TASK MATERIAL
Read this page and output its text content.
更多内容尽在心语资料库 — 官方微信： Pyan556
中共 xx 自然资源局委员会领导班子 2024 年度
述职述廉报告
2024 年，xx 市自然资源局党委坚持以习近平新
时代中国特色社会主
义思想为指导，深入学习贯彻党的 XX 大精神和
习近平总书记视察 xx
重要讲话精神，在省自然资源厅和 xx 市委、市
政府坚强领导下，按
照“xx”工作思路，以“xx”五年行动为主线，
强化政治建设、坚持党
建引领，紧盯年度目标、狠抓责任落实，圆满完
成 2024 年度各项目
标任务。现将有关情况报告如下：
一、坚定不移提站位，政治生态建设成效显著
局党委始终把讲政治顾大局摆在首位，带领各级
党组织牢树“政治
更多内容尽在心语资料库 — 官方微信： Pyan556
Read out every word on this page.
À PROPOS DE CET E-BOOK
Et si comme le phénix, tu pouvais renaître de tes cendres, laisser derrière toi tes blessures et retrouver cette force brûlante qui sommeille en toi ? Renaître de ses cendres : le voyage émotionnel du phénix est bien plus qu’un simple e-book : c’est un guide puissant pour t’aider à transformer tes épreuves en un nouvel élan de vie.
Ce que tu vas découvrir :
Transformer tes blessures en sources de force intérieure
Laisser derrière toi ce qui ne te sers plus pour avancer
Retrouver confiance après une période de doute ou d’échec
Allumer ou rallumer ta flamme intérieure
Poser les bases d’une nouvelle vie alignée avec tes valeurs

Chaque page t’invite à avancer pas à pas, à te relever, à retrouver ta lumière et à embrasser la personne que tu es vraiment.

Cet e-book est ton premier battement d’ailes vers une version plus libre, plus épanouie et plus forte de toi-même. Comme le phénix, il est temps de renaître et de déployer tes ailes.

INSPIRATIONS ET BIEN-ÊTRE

WORK TO BE COMPLETED
Produce an exact copy of the whole listing.

SOLUTION
Read this page and output its text content.
更多内容尽在心语资料库 — 官方微信： Pyan556
中共 xx 自然资源局委员会领导班子 2024 年度
述职述廉报告
2024 年，xx 市自然资源局党委坚持以习近平新
时代中国特色社会主
义思想为指导，深入学习贯彻党的 XX 大精神和
习近平总书记视察 xx
重要讲话精神，在省自然资源厅和 xx 市委、市
政府坚强领导下，按
照“xx”工作思路，以“xx”五年行动为主线，
强化政治建设、坚持党
建引领，紧盯年度目标、狠抓责任落实，圆满完
成 2024 年度各项目
标任务。现将有关情况报告如下：
一、坚定不移提站位，政治生态建设成效显著
局党委始终把讲政治顾大局摆在首位，带领各级
党组织牢树“政治
更多内容尽在心语资料库 — 官方微信： Pyan556
Read out every word on this page.
À PROPOS DE CET E-BOOK
Et si comme le phénix, tu pouvais renaître de tes cendres, laisser derrière toi tes blessures et retrouver cette force brûlante qui sommeille en toi ? Renaître de ses cendres : le voyage émotionnel du phénix est bien plus qu’un simple e-book : c’est un guide puissant pour t’aider à transformer tes épreuves en un nouvel élan de vie.
Ce que tu vas découvrir :
Transformer tes blessures en sources de force intérieure
Laisser derrière toi ce qui ne te sers plus pour avancer
Retrouver confiance après une période de doute ou d’échec
Allumer ou rallumer ta flamme intérieure
Poser les bases d’une nouvelle vie alignée avec tes valeurs

Chaque page t’invite à avancer pas à pas, à te relever, à retrouver ta lumière et à embrasser la personne que tu es vraiment.

Cet e-book est ton premier battement d’ailes vers une version plus libre, plus épanouie et plus forte de toi-même. Comme le phénix, il est temps de renaître et de déployer tes ailes.

INSPIRATIONS ET BIEN-ÊTRE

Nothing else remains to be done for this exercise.